- **Work to be completed**: Set down every entry again word for word, please, but skip the pictures.

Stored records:

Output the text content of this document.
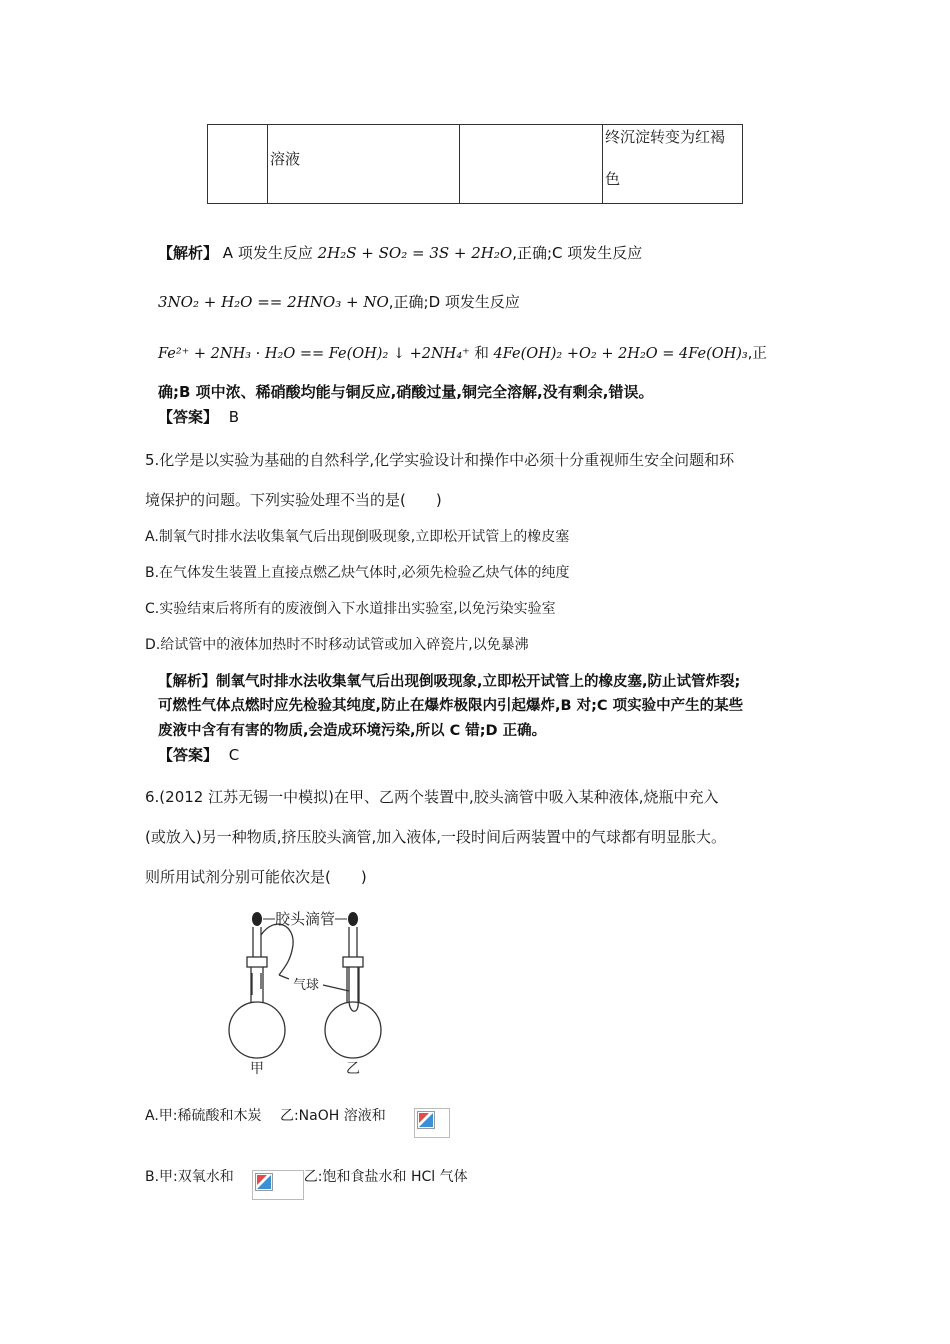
溶液
终沉淀转变为红褐
色
【解析】 A 项发生反应 2H₂S + SO₂ = 3S + 2H₂O,正确;C 项发生反应
3NO₂ + H₂O == 2HNO₃ + NO,正确;D 项发生反应
Fe²⁺ + 2NH₃ · H₂O == Fe(OH)₂ ↓ +2NH₄⁺ 和 4Fe(OH)₂ +O₂ + 2H₂O = 4Fe(OH)₃,正
确;B 项中浓、稀硝酸均能与铜反应,硝酸过量,铜完全溶解,没有剩余,错误。
【答案】 B
5.化学是以实验为基础的自然科学,化学实验设计和操作中必须十分重视师生安全问题和环
境保护的问题。下列实验处理不当的是(　　)
A.制氧气时排水法收集氧气后出现倒吸现象,立即松开试管上的橡皮塞
B.在气体发生装置上直接点燃乙炔气体时,必须先检验乙炔气体的纯度
C.实验结束后将所有的废液倒入下水道排出实验室,以免污染实验室
D.给试管中的液体加热时不时移动试管或加入碎瓷片,以免暴沸
【解析】制氧气时排水法收集氧气后出现倒吸现象,立即松开试管上的橡皮塞,防止试管炸裂;
可燃性气体点燃时应先检验其纯度,防止在爆炸极限内引起爆炸,B 对;C 项实验中产生的某些
废液中含有有害的物质,会造成环境污染,所以 C 错;D 正确。
【答案】 C
6.(2012 江苏无锡一中模拟)在甲、乙两个装置中,胶头滴管中吸入某种液体,烧瓶中充入
(或放入)另一种物质,挤压胶头滴管,加入液体,一段时间后两装置中的气球都有明显胀大。
则所用试剂分别可能依次是(　　)
胶头滴管
气球
甲	乙
A.甲:稀硫酸和木炭　 乙:NaOH 溶液和
B.甲:双氧水和	乙:饱和食盐水和 HCl 气体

- **Result for this task**:
Output the text content of this document.
溶液
终沉淀转变为红褐
色
【解析】 A 项发生反应 2H₂S + SO₂ = 3S + 2H₂O,正确;C 项发生反应
3NO₂ + H₂O == 2HNO₃ + NO,正确;D 项发生反应
Fe²⁺ + 2NH₃ · H₂O == Fe(OH)₂ ↓ +2NH₄⁺ 和 4Fe(OH)₂ +O₂ + 2H₂O = 4Fe(OH)₃,正
确;B 项中浓、稀硝酸均能与铜反应,硝酸过量,铜完全溶解,没有剩余,错误。
【答案】 B
5.化学是以实验为基础的自然科学,化学实验设计和操作中必须十分重视师生安全问题和环
境保护的问题。下列实验处理不当的是(　　)
A.制氧气时排水法收集氧气后出现倒吸现象,立即松开试管上的橡皮塞
B.在气体发生装置上直接点燃乙炔气体时,必须先检验乙炔气体的纯度
C.实验结束后将所有的废液倒入下水道排出实验室,以免污染实验室
D.给试管中的液体加热时不时移动试管或加入碎瓷片,以免暴沸
【解析】制氧气时排水法收集氧气后出现倒吸现象,立即松开试管上的橡皮塞,防止试管炸裂;
可燃性气体点燃时应先检验其纯度,防止在爆炸极限内引起爆炸,B 对;C 项实验中产生的某些
废液中含有有害的物质,会造成环境污染,所以 C 错;D 正确。
【答案】 C
6.(2012 江苏无锡一中模拟)在甲、乙两个装置中,胶头滴管中吸入某种液体,烧瓶中充入
(或放入)另一种物质,挤压胶头滴管,加入液体,一段时间后两装置中的气球都有明显胀大。
则所用试剂分别可能依次是(　　)
胶头滴管
气球
甲	乙
A.甲:稀硫酸和木炭　 乙:NaOH 溶液和
B.甲:双氧水和	乙:饱和食盐水和 HCl 气体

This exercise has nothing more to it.